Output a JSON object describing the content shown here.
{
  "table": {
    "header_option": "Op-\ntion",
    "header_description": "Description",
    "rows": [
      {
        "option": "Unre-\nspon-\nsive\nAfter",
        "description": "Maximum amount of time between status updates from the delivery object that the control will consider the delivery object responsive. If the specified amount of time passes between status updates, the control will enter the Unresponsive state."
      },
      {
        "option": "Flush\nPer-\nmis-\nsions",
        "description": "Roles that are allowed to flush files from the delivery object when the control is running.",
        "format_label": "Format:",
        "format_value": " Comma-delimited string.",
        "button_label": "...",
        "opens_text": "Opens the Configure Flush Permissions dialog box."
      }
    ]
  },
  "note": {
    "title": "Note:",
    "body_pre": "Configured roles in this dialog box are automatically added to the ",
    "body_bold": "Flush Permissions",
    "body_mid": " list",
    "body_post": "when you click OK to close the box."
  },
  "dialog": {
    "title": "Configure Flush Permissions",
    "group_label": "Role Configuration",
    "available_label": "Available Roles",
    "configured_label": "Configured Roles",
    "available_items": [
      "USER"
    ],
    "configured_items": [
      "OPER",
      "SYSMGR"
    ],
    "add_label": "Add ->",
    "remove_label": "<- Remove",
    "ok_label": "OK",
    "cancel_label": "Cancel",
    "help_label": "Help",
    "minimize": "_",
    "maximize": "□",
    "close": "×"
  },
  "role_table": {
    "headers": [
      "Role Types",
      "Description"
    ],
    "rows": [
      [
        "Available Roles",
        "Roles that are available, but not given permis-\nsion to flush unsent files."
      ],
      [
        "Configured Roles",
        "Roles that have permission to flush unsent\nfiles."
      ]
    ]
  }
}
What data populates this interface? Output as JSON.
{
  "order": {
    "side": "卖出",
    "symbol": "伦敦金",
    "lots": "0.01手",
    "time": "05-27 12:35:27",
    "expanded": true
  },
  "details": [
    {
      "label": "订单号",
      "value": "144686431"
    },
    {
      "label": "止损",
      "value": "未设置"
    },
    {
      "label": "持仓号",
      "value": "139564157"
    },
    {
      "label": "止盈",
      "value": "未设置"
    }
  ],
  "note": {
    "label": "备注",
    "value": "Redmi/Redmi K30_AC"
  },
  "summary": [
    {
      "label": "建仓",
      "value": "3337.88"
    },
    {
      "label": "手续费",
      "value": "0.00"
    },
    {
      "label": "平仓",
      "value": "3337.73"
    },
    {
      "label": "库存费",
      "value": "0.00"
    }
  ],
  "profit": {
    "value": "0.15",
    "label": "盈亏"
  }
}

════════════════════

**TO BE DONE**
Word for word, write out the data.

**TASK OUTPUT**
Output a JSON object describing the content shown here.
{
  "table": {
    "header_option": "Op-\ntion",
    "header_description": "Description",
    "rows": [
      {
        "option": "Unre-\nspon-\nsive\nAfter",
        "description": "Maximum amount of time between status updates from the delivery object that the control will consider the delivery object responsive. If the specified amount of time passes between status updates, the control will enter the Unresponsive state."
      },
      {
        "option": "Flush\nPer-\nmis-\nsions",
        "description": "Roles that are allowed to flush files from the delivery object when the control is running.",
        "format_label": "Format:",
        "format_value": " Comma-delimited string.",
        "button_label": "...",
        "opens_text": "Opens the Configure Flush Permissions dialog box."
      }
    ]
  },
  "note": {
    "title": "Note:",
    "body_pre": "Configured roles in this dialog box are automatically added to the ",
    "body_bold": "Flush Permissions",
    "body_mid": " list",
    "body_post": "when you click OK to close the box."
  },
  "dialog": {
    "title": "Configure Flush Permissions",
    "group_label": "Role Configuration",
    "available_label": "Available Roles",
    "configured_label": "Configured Roles",
    "available_items": [
      "USER"
    ],
    "configured_items": [
      "OPER",
      "SYSMGR"
    ],
    "add_label": "Add ->",
    "remove_label": "<- Remove",
    "ok_label": "OK",
    "cancel_label": "Cancel",
    "help_label": "Help",
    "minimize": "_",
    "maximize": "□",
    "close": "×"
  },
  "role_table": {
    "headers": [
      "Role Types",
      "Description"
    ],
    "rows": [
      [
        "Available Roles",
        "Roles that are available, but not given permis-\nsion to flush unsent files."
      ],
      [
        "Configured Roles",
        "Roles that have permission to flush unsent\nfiles."
      ]
    ]
  }
}
What data populates this interface? Output as JSON.
{
  "order": {
    "side": "卖出",
    "symbol": "伦敦金",
    "lots": "0.01手",
    "time": "05-27 12:35:27",
    "expanded": true
  },
  "details": [
    {
      "label": "订单号",
      "value": "144686431"
    },
    {
      "label": "止损",
      "value": "未设置"
    },
    {
      "label": "持仓号",
      "value": "139564157"
    },
    {
      "label": "止盈",
      "value": "未设置"
    }
  ],
  "note": {
    "label": "备注",
    "value": "Redmi/Redmi K30_AC"
  },
  "summary": [
    {
      "label": "建仓",
      "value": "3337.88"
    },
    {
      "label": "手续费",
      "value": "0.00"
    },
    {
      "label": "平仓",
      "value": "3337.73"
    },
    {
      "label": "库存费",
      "value": "0.00"
    }
  ],
  "profit": {
    "value": "0.15",
    "label": "盈亏"
  }
}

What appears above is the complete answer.